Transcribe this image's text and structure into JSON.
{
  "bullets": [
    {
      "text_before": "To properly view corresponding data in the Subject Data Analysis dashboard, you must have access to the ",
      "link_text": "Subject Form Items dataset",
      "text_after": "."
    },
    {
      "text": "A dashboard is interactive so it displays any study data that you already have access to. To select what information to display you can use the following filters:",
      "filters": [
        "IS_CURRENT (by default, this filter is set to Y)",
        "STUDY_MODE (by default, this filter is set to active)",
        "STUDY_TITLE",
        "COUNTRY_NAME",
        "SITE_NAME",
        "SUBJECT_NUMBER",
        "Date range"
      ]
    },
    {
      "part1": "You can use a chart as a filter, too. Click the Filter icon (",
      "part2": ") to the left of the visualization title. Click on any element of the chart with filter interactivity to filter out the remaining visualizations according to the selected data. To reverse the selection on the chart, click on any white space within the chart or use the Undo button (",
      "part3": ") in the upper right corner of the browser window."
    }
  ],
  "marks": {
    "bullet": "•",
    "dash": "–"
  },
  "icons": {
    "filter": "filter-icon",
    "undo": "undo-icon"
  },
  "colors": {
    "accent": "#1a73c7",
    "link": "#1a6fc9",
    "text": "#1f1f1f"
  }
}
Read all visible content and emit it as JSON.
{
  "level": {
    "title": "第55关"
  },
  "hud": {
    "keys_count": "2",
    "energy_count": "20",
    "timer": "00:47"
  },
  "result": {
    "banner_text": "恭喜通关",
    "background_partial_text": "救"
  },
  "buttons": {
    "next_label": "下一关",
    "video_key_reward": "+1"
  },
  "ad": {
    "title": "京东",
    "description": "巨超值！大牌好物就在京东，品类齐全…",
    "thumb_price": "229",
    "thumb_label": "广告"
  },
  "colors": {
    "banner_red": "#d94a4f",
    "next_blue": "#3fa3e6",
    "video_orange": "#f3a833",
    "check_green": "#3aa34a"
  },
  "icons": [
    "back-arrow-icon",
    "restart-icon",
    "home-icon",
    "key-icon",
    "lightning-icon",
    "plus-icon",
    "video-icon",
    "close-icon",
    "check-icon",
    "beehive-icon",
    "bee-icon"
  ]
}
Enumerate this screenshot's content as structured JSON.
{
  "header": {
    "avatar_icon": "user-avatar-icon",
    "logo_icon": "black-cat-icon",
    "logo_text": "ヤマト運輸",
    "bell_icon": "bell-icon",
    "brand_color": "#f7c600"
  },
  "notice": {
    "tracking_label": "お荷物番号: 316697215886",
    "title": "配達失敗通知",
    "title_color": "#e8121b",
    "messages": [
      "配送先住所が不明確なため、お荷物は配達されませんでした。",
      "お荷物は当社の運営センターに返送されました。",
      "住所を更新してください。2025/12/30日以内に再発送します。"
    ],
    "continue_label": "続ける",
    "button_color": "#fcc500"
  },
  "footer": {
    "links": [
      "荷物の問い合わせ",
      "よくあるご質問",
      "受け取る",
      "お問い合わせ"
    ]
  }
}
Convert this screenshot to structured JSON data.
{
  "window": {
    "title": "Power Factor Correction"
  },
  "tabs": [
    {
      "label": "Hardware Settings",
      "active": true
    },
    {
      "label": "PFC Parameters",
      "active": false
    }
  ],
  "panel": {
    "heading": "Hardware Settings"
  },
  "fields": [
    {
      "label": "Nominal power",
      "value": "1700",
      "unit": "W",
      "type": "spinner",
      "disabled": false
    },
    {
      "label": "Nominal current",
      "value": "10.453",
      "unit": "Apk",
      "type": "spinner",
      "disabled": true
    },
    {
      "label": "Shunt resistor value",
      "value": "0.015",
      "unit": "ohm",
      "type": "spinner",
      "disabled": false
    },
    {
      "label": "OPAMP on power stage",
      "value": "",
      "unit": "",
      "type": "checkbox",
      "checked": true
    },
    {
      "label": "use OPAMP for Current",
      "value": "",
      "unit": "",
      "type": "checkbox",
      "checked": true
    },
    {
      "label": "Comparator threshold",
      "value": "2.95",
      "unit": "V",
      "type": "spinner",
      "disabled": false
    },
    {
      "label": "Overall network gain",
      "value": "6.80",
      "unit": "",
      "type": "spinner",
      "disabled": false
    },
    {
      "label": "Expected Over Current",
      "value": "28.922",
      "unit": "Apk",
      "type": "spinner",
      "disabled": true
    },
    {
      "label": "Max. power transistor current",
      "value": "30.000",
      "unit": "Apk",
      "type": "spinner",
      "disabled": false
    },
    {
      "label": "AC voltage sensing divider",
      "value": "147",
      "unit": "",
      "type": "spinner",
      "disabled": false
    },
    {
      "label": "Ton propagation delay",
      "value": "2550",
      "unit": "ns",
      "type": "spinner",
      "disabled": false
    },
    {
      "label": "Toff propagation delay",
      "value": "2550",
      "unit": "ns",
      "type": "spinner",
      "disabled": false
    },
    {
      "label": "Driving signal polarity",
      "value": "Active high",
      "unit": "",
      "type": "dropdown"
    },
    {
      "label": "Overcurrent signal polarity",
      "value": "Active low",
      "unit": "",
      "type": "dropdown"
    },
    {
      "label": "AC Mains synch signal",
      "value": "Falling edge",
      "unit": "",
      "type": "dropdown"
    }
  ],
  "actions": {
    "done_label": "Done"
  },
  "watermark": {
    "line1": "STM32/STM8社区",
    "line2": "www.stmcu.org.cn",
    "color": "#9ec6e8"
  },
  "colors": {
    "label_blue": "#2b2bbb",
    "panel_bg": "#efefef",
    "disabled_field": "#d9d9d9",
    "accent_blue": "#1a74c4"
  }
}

__________

Exercise.
Give the complete listing a second time, exactly as it reads.

Answer to this exercise.
Transcribe this image's text and structure into JSON.
{
  "bullets": [
    {
      "text_before": "To properly view corresponding data in the Subject Data Analysis dashboard, you must have access to the ",
      "link_text": "Subject Form Items dataset",
      "text_after": "."
    },
    {
      "text": "A dashboard is interactive so it displays any study data that you already have access to. To select what information to display you can use the following filters:",
      "filters": [
        "IS_CURRENT (by default, this filter is set to Y)",
        "STUDY_MODE (by default, this filter is set to active)",
        "STUDY_TITLE",
        "COUNTRY_NAME",
        "SITE_NAME",
        "SUBJECT_NUMBER",
        "Date range"
      ]
    },
    {
      "part1": "You can use a chart as a filter, too. Click the Filter icon (",
      "part2": ") to the left of the visualization title. Click on any element of the chart with filter interactivity to filter out the remaining visualizations according to the selected data. To reverse the selection on the chart, click on any white space within the chart or use the Undo button (",
      "part3": ") in the upper right corner of the browser window."
    }
  ],
  "marks": {
    "bullet": "•",
    "dash": "–"
  },
  "icons": {
    "filter": "filter-icon",
    "undo": "undo-icon"
  },
  "colors": {
    "accent": "#1a73c7",
    "link": "#1a6fc9",
    "text": "#1f1f1f"
  }
}
Read all visible content and emit it as JSON.
{
  "level": {
    "title": "第55关"
  },
  "hud": {
    "keys_count": "2",
    "energy_count": "20",
    "timer": "00:47"
  },
  "result": {
    "banner_text": "恭喜通关",
    "background_partial_text": "救"
  },
  "buttons": {
    "next_label": "下一关",
    "video_key_reward": "+1"
  },
  "ad": {
    "title": "京东",
    "description": "巨超值！大牌好物就在京东，品类齐全…",
    "thumb_price": "229",
    "thumb_label": "广告"
  },
  "colors": {
    "banner_red": "#d94a4f",
    "next_blue": "#3fa3e6",
    "video_orange": "#f3a833",
    "check_green": "#3aa34a"
  },
  "icons": [
    "back-arrow-icon",
    "restart-icon",
    "home-icon",
    "key-icon",
    "lightning-icon",
    "plus-icon",
    "video-icon",
    "close-icon",
    "check-icon",
    "beehive-icon",
    "bee-icon"
  ]
}
Enumerate this screenshot's content as structured JSON.
{
  "header": {
    "avatar_icon": "user-avatar-icon",
    "logo_icon": "black-cat-icon",
    "logo_text": "ヤマト運輸",
    "bell_icon": "bell-icon",
    "brand_color": "#f7c600"
  },
  "notice": {
    "tracking_label": "お荷物番号: 316697215886",
    "title": "配達失敗通知",
    "title_color": "#e8121b",
    "messages": [
      "配送先住所が不明確なため、お荷物は配達されませんでした。",
      "お荷物は当社の運営センターに返送されました。",
      "住所を更新してください。2025/12/30日以内に再発送します。"
    ],
    "continue_label": "続ける",
    "button_color": "#fcc500"
  },
  "footer": {
    "links": [
      "荷物の問い合わせ",
      "よくあるご質問",
      "受け取る",
      "お問い合わせ"
    ]
  }
}
Convert this screenshot to structured JSON data.
{
  "window": {
    "title": "Power Factor Correction"
  },
  "tabs": [
    {
      "label": "Hardware Settings",
      "active": true
    },
    {
      "label": "PFC Parameters",
      "active": false
    }
  ],
  "panel": {
    "heading": "Hardware Settings"
  },
  "fields": [
    {
      "label": "Nominal power",
      "value": "1700",
      "unit": "W",
      "type": "spinner",
      "disabled": false
    },
    {
      "label": "Nominal current",
      "value": "10.453",
      "unit": "Apk",
      "type": "spinner",
      "disabled": true
    },
    {
      "label": "Shunt resistor value",
      "value": "0.015",
      "unit": "ohm",
      "type": "spinner",
      "disabled": false
    },
    {
      "label": "OPAMP on power stage",
      "value": "",
      "unit": "",
      "type": "checkbox",
      "checked": true
    },
    {
      "label": "use OPAMP for Current",
      "value": "",
      "unit": "",
      "type": "checkbox",
      "checked": true
    },
    {
      "label": "Comparator threshold",
      "value": "2.95",
      "unit": "V",
      "type": "spinner",
      "disabled": false
    },
    {
      "label": "Overall network gain",
      "value": "6.80",
      "unit": "",
      "type": "spinner",
      "disabled": false
    },
    {
      "label": "Expected Over Current",
      "value": "28.922",
      "unit": "Apk",
      "type": "spinner",
      "disabled": true
    },
    {
      "label": "Max. power transistor current",
      "value": "30.000",
      "unit": "Apk",
      "type": "spinner",
      "disabled": false
    },
    {
      "label": "AC voltage sensing divider",
      "value": "147",
      "unit": "",
      "type": "spinner",
      "disabled": false
    },
    {
      "label": "Ton propagation delay",
      "value": "2550",
      "unit": "ns",
      "type": "spinner",
      "disabled": false
    },
    {
      "label": "Toff propagation delay",
      "value": "2550",
      "unit": "ns",
      "type": "spinner",
      "disabled": false
    },
    {
      "label": "Driving signal polarity",
      "value": "Active high",
      "unit": "",
      "type": "dropdown"
    },
    {
      "label": "Overcurrent signal polarity",
      "value": "Active low",
      "unit": "",
      "type": "dropdown"
    },
    {
      "label": "AC Mains synch signal",
      "value": "Falling edge",
      "unit": "",
      "type": "dropdown"
    }
  ],
  "actions": {
    "done_label": "Done"
  },
  "watermark": {
    "line1": "STM32/STM8社区",
    "line2": "www.stmcu.org.cn",
    "color": "#9ec6e8"
  },
  "colors": {
    "label_blue": "#2b2bbb",
    "panel_bg": "#efefef",
    "disabled_field": "#d9d9d9",
    "accent_blue": "#1a74c4"
  }
}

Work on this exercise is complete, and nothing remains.